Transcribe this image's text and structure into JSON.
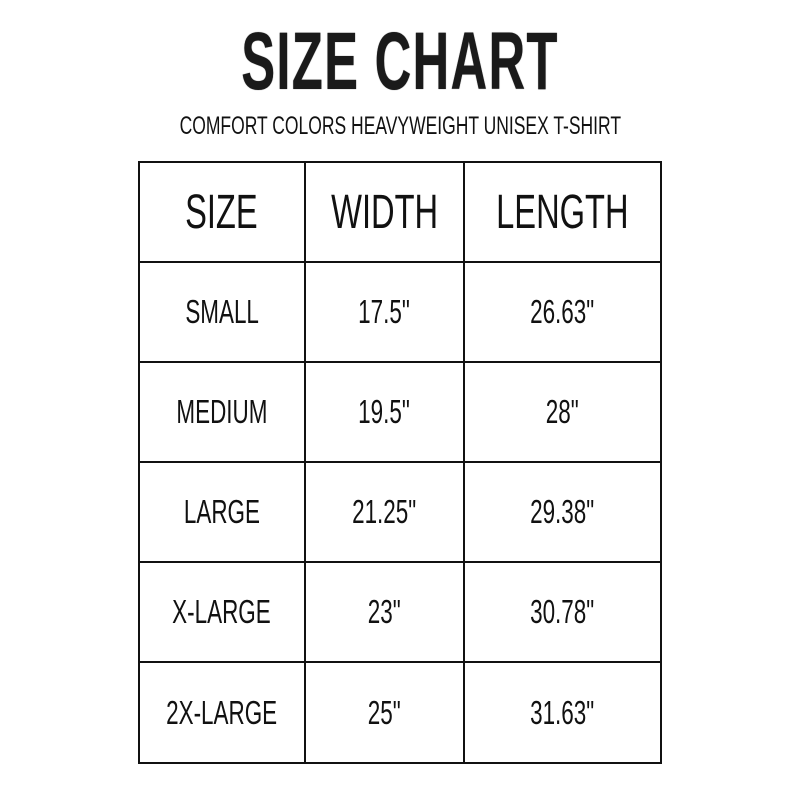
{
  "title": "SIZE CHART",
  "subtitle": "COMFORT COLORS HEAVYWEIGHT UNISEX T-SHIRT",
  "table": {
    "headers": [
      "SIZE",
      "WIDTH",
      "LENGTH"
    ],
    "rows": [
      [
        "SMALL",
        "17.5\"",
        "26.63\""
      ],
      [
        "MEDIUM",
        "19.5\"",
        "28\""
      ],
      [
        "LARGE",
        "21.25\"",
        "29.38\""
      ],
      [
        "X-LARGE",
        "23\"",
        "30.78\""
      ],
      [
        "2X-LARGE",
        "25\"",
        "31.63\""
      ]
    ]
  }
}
* * * * * * *
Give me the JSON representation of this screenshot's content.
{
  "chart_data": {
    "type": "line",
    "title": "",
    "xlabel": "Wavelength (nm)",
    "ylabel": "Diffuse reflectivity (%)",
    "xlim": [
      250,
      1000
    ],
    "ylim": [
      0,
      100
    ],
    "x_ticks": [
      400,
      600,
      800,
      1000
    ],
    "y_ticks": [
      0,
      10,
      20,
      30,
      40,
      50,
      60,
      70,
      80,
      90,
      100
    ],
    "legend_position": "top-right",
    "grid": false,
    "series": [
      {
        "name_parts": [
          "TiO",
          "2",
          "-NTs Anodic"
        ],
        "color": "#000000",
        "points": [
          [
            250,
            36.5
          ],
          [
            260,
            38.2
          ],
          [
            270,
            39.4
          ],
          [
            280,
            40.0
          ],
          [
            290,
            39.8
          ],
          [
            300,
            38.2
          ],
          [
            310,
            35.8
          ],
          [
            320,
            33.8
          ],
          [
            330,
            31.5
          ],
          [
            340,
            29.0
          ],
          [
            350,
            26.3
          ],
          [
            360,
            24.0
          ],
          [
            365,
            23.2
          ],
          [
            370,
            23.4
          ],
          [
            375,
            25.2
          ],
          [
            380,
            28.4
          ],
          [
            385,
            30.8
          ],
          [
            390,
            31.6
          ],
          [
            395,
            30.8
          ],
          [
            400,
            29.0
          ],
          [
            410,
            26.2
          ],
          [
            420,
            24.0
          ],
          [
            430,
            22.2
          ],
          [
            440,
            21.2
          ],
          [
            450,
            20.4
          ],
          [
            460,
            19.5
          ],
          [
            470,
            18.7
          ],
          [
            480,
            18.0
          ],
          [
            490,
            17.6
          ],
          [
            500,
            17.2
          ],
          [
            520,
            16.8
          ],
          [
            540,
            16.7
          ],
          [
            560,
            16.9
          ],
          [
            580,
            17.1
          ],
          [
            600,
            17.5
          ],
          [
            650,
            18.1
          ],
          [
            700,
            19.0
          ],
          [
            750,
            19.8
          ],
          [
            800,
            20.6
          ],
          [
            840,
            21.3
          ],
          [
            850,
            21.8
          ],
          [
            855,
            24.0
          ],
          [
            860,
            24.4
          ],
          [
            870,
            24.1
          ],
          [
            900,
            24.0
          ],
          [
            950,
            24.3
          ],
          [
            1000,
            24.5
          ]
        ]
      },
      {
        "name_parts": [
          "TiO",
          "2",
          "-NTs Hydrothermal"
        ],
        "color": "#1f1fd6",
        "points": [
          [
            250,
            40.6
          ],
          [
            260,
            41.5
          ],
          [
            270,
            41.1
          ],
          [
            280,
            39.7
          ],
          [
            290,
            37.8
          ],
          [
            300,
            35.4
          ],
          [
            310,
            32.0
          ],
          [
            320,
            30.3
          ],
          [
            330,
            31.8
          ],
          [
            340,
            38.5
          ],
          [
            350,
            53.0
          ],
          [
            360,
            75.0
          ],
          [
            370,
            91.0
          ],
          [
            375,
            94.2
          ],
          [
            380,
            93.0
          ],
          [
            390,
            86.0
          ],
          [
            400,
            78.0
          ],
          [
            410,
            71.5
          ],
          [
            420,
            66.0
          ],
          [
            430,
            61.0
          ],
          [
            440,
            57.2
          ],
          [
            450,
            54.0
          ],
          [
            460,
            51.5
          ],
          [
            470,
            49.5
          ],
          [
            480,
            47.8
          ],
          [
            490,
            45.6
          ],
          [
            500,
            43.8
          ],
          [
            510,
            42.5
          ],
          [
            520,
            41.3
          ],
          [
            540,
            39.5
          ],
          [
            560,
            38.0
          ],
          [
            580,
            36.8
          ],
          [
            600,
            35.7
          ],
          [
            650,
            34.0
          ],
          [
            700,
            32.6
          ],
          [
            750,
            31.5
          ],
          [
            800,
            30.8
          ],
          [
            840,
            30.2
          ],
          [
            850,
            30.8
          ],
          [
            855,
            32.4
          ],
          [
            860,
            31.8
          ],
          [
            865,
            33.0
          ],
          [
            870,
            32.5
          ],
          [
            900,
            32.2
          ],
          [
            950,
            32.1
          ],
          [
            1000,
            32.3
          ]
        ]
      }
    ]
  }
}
* * * * * * *
Written problem: Identify all lines where the word "this" shows up. Copy them.

Exercise response:
Transcribe this image's text and structure into JSON.
Give me the JSON representation of this screenshot's content.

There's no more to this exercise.